13 de marzo 2024. Catequesis. Vicios y virtudes. 11. El actuar virtuoso. Audiencia Papa Francisco. Plaza de san Pedro.
Queridos
hermanos y hermanas, ¡buenos días!
Después de
haber concluido nuestra visión general de la serie sobre los vicios, ha llegado
el momento de volver la mirada a la imagen especular que se opone a la
experiencia del mal. El corazón humano
puede complacerse en malas pasiones, puede prestar atención a tentaciones
nocivas disfrazadas con vestidos seductores, pero también puede oponerse a todo
esto.
Por
fatigoso que sea, el ser humano está
hecho para el bien, que le realiza verdaderamente, y también puede
practicar este arte, haciendo que ciertas disposiciones se hagan permanentes en
él. La reflexión sobre esta maravillosa posibilidad nuestra constituye un
capítulo clásico de la filosofía moral: el capítulo de las virtudes.

▶ Extracto de datos

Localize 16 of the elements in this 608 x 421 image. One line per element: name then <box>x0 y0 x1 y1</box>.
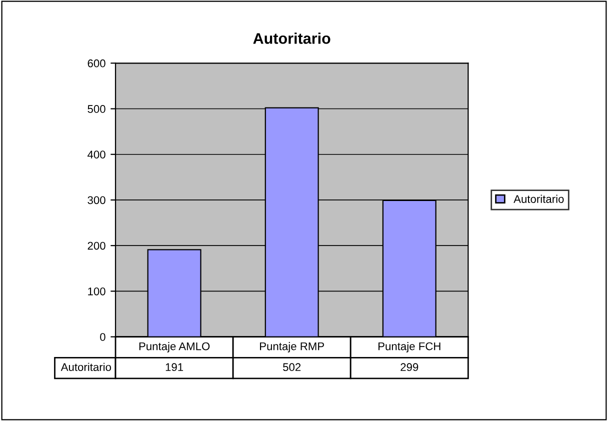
y-tick-label: 0 <box>100 333 106 341</box>
y-tick-label: 100 <box>88 287 106 296</box>
x-tick-label: Puntaje RMP <box>260 342 324 352</box>
chart-title: Autoritario <box>253 32 330 44</box>
x-tick-label: Puntaje AMLO <box>139 342 210 352</box>
y-tick-label: 300 <box>88 196 106 204</box>
y-tick-label: 600 <box>88 59 106 68</box>
data-label: 502 <box>283 363 301 372</box>
legend-label: Autoritario <box>514 194 564 203</box>
x-tick-label: Puntaje FCH <box>378 342 440 352</box>
y-tick-label: 200 <box>88 242 106 250</box>
y-tick-label: 500 <box>88 105 106 113</box>
data-label: 191 <box>166 363 184 372</box>
text: Autoritario <box>60 362 112 372</box>
y-tick-label: 400 <box>88 150 106 158</box>
data-label: 299 <box>400 363 418 372</box>
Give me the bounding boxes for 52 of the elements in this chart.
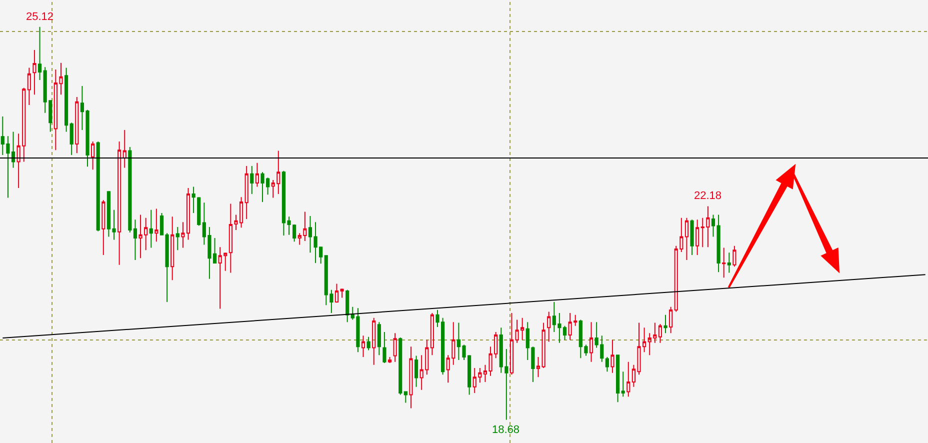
candlestick [122, 129, 126, 168]
candlestick [722, 247, 726, 278]
candlestick [255, 162, 259, 188]
candlestick [626, 361, 630, 398]
annotation: 22.18 [694, 190, 722, 202]
candlestick [377, 322, 381, 356]
candlestick [547, 311, 551, 342]
candlestick [118, 141, 122, 266]
candlestick [366, 336, 370, 351]
candlestick [658, 324, 662, 344]
candlestick [96, 141, 100, 232]
candlestick [404, 391, 408, 404]
candlestick [372, 317, 376, 366]
candlestick [244, 165, 248, 220]
candlestick [616, 354, 620, 403]
candlestick [382, 331, 386, 364]
candlestick [27, 67, 31, 106]
candlestick [727, 252, 731, 274]
candlestick [610, 339, 614, 374]
candlestick [732, 245, 736, 268]
candlestick [696, 219, 700, 256]
candlestick [170, 216, 174, 281]
candlestick [176, 226, 180, 251]
candlestick [154, 208, 158, 242]
candlestick [250, 165, 254, 195]
candlestick [102, 200, 106, 256]
annotation: 25.12 [26, 11, 54, 23]
candlestick [690, 219, 694, 256]
candlestick [128, 146, 132, 233]
candlestick [589, 322, 594, 362]
annotation: 18.68 [492, 424, 520, 436]
candlestick [149, 209, 153, 248]
candlestick [38, 26, 42, 80]
candlestick [430, 312, 434, 356]
candlestick [346, 289, 350, 323]
candlestick [398, 336, 402, 396]
candlestick [388, 356, 392, 364]
candlestick [409, 346, 413, 409]
candlestick [664, 314, 668, 334]
candlestick [684, 217, 689, 260]
candlestick [133, 219, 138, 260]
candlestick [70, 122, 74, 156]
candlestick [361, 335, 366, 358]
candlestick [64, 67, 68, 132]
candlestick [605, 356, 609, 372]
candlestick [669, 306, 673, 334]
candlestick [393, 332, 397, 362]
candlestick [32, 50, 36, 96]
candlestick [621, 371, 625, 398]
candlestick [91, 141, 95, 170]
candlestick [414, 355, 418, 388]
candlestick [75, 96, 79, 154]
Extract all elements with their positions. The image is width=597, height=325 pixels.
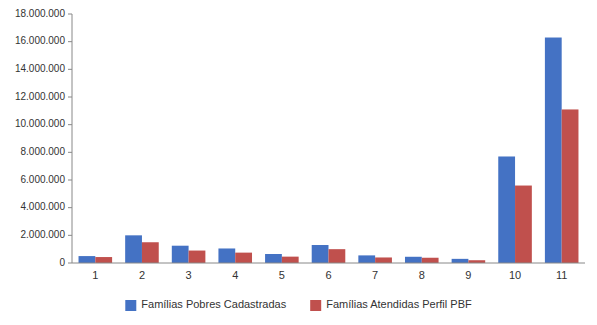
legend-label: Famílias Atendidas Perfil PBF (326, 298, 472, 310)
x-tick-label: 3 (186, 269, 192, 281)
x-tick-label: 4 (232, 269, 238, 281)
x-tick-label: 5 (279, 269, 285, 281)
y-tick-label: 4.000.000 (21, 201, 66, 212)
bar (375, 257, 392, 263)
bar (422, 258, 439, 263)
y-tick-label: 2.000.000 (21, 229, 66, 240)
bar (172, 246, 189, 263)
y-tick-label: 6.000.000 (21, 174, 66, 185)
y-tick (68, 69, 72, 70)
bars (79, 38, 579, 263)
x-axis-line (72, 263, 585, 264)
x-tick-label: 11 (556, 269, 567, 281)
legend: Famílias Pobres Cadastradas Famílias Aten… (125, 298, 472, 311)
x-tick-label: 6 (325, 269, 331, 281)
bar (282, 257, 299, 263)
bar (142, 242, 159, 263)
legend-label: Famílias Pobres Cadastradas (141, 298, 286, 310)
bar (405, 257, 422, 263)
bar (452, 259, 469, 263)
bar (515, 186, 532, 263)
y-tick (68, 180, 72, 181)
y-tick (68, 235, 72, 236)
x-axis: 1 2 3 4 5 6 7 8 9 10 11 (92, 269, 567, 281)
bar (562, 109, 579, 263)
x-tick-label: 2 (139, 269, 145, 281)
y-tick (68, 152, 72, 153)
bar (125, 235, 142, 263)
y-tick (68, 14, 72, 15)
y-tick-label: 12.000.000 (15, 91, 65, 102)
bar (358, 255, 375, 263)
bar (498, 156, 515, 263)
bar (329, 249, 346, 263)
legend-item: Famílias Pobres Cadastradas (125, 298, 286, 311)
chart: 0 2.000.000 4.000.000 6.000.000 8.000.000 10.… (0, 0, 597, 325)
x-tick-label: 9 (465, 269, 471, 281)
y-tick (68, 97, 72, 98)
x-tick-label: 1 (92, 269, 98, 281)
y-tick-label: 16.000.000 (15, 35, 65, 46)
y-tick-label: 0 (59, 257, 65, 268)
legend-swatch (125, 300, 136, 311)
y-tick (68, 263, 72, 264)
bar (265, 254, 282, 263)
y-axis: 0 2.000.000 4.000.000 6.000.000 8.000.000 10.… (15, 8, 72, 268)
y-tick (68, 41, 72, 42)
legend-swatch (310, 300, 321, 311)
bar (189, 251, 206, 263)
y-tick (68, 207, 72, 208)
y-tick-label: 8.000.000 (21, 146, 66, 157)
y-tick-label: 10.000.000 (15, 118, 65, 129)
y-tick-label: 18.000.000 (15, 8, 65, 19)
y-tick (68, 124, 72, 125)
bar (235, 253, 252, 263)
y-axis-line (72, 14, 73, 263)
bar (95, 257, 112, 263)
x-tick-label: 10 (509, 269, 521, 281)
y-tick-label: 14.000.000 (15, 63, 65, 74)
x-tick-label: 7 (372, 269, 378, 281)
bar (545, 38, 562, 263)
bar (312, 245, 329, 263)
bar (79, 256, 96, 263)
legend-item: Famílias Atendidas Perfil PBF (310, 298, 472, 311)
x-tick-label: 8 (419, 269, 425, 281)
bar (218, 248, 235, 263)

▶ Tareas
1. Copia literalmente el pasaje de la catequesis que empieza en "13 de marzo" y termina en "hermanas, ¡buenos días!".
2. Responde estas preguntas sobre la catequesis:
(a) ¿En qué fecha tuvo lugar la audiencia?
(b) ¿Para qué está hecho el ser humano?
(c) ¿Cómo se llama el capítulo clásico de la filosofía moral que se menciona al final?
3. Enumera todo lo que, según la catequesis, puede hacer el corazón humano.

▶ Respuestas
1.
13 de marzo 2024. Catequesis. Vicios y virtudes. 11. El actuar virtuoso. Audiencia Papa Francisco. Plaza de san Pedro.
Queridos
hermanos y hermanas, ¡buenos días!

2.
(a) El 13 de marzo de 2024.
(b) Para el bien.
(c) El capítulo de las virtudes.

3.
- Complacerse en malas pasiones
- Prestar atención a tentaciones nocivas disfrazadas con vestidos seductores
- Oponerse a todo esto